Go through the listing and write out all of it exactly.

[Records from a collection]
---*---

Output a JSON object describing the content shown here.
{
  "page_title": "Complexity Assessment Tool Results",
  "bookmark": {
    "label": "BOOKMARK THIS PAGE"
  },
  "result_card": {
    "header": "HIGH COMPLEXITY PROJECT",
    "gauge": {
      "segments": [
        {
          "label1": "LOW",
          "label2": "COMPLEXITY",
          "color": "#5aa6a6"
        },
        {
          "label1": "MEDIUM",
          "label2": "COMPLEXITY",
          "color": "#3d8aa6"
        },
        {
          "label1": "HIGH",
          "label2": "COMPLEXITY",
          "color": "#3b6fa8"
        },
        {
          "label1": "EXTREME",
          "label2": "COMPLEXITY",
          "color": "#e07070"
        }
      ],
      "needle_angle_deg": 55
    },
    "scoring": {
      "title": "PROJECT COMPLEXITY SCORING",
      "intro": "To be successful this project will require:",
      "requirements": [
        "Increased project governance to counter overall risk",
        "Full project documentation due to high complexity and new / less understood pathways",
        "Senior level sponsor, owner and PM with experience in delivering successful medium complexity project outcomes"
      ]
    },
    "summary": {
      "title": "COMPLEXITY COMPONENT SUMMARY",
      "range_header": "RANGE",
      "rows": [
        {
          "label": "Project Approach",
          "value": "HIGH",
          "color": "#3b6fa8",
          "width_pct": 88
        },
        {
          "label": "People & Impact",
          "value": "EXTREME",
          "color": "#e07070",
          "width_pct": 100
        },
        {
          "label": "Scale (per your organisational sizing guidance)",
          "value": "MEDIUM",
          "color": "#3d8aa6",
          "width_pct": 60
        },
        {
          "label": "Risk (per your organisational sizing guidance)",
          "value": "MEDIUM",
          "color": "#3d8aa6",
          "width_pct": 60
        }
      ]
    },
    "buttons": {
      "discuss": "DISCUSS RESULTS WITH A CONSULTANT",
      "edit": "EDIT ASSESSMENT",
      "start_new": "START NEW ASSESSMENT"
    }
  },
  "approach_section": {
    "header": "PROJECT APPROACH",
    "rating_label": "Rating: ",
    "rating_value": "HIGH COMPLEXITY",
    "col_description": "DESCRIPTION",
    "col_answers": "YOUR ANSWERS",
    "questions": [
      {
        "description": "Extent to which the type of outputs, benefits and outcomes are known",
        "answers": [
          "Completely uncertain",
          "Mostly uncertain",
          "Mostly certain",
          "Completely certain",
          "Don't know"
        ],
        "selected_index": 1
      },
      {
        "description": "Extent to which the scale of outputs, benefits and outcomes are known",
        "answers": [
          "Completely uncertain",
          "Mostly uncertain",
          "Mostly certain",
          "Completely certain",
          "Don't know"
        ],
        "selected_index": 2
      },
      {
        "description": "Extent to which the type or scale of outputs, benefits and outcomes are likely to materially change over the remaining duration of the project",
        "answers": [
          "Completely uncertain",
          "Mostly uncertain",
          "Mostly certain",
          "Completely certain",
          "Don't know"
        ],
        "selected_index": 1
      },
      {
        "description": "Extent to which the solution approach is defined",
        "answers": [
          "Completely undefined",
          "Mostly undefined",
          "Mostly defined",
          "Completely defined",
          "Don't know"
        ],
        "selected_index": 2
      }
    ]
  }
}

---*---

## Problem solution
Output a JSON object describing the content shown here.
{
  "page_title": "Complexity Assessment Tool Results",
  "bookmark": {
    "label": "BOOKMARK THIS PAGE"
  },
  "result_card": {
    "header": "HIGH COMPLEXITY PROJECT",
    "gauge": {
      "segments": [
        {
          "label1": "LOW",
          "label2": "COMPLEXITY",
          "color": "#5aa6a6"
        },
        {
          "label1": "MEDIUM",
          "label2": "COMPLEXITY",
          "color": "#3d8aa6"
        },
        {
          "label1": "HIGH",
          "label2": "COMPLEXITY",
          "color": "#3b6fa8"
        },
        {
          "label1": "EXTREME",
          "label2": "COMPLEXITY",
          "color": "#e07070"
        }
      ],
      "needle_angle_deg": 55
    },
    "scoring": {
      "title": "PROJECT COMPLEXITY SCORING",
      "intro": "To be successful this project will require:",
      "requirements": [
        "Increased project governance to counter overall risk",
        "Full project documentation due to high complexity and new / less understood pathways",
        "Senior level sponsor, owner and PM with experience in delivering successful medium complexity project outcomes"
      ]
    },
    "summary": {
      "title": "COMPLEXITY COMPONENT SUMMARY",
      "range_header": "RANGE",
      "rows": [
        {
          "label": "Project Approach",
          "value": "HIGH",
          "color": "#3b6fa8",
          "width_pct": 88
        },
        {
          "label": "People & Impact",
          "value": "EXTREME",
          "color": "#e07070",
          "width_pct": 100
        },
        {
          "label": "Scale (per your organisational sizing guidance)",
          "value": "MEDIUM",
          "color": "#3d8aa6",
          "width_pct": 60
        },
        {
          "label": "Risk (per your organisational sizing guidance)",
          "value": "MEDIUM",
          "color": "#3d8aa6",
          "width_pct": 60
        }
      ]
    },
    "buttons": {
      "discuss": "DISCUSS RESULTS WITH A CONSULTANT",
      "edit": "EDIT ASSESSMENT",
      "start_new": "START NEW ASSESSMENT"
    }
  },
  "approach_section": {
    "header": "PROJECT APPROACH",
    "rating_label": "Rating: ",
    "rating_value": "HIGH COMPLEXITY",
    "col_description": "DESCRIPTION",
    "col_answers": "YOUR ANSWERS",
    "questions": [
      {
        "description": "Extent to which the type of outputs, benefits and outcomes are known",
        "answers": [
          "Completely uncertain",
          "Mostly uncertain",
          "Mostly certain",
          "Completely certain",
          "Don't know"
        ],
        "selected_index": 1
      },
      {
        "description": "Extent to which the scale of outputs, benefits and outcomes are known",
        "answers": [
          "Completely uncertain",
          "Mostly uncertain",
          "Mostly certain",
          "Completely certain",
          "Don't know"
        ],
        "selected_index": 2
      },
      {
        "description": "Extent to which the type or scale of outputs, benefits and outcomes are likely to materially change over the remaining duration of the project",
        "answers": [
          "Completely uncertain",
          "Mostly uncertain",
          "Mostly certain",
          "Completely certain",
          "Don't know"
        ],
        "selected_index": 1
      },
      {
        "description": "Extent to which the solution approach is defined",
        "answers": [
          "Completely undefined",
          "Mostly undefined",
          "Mostly defined",
          "Completely defined",
          "Don't know"
        ],
        "selected_index": 2
      }
    ]
  }
}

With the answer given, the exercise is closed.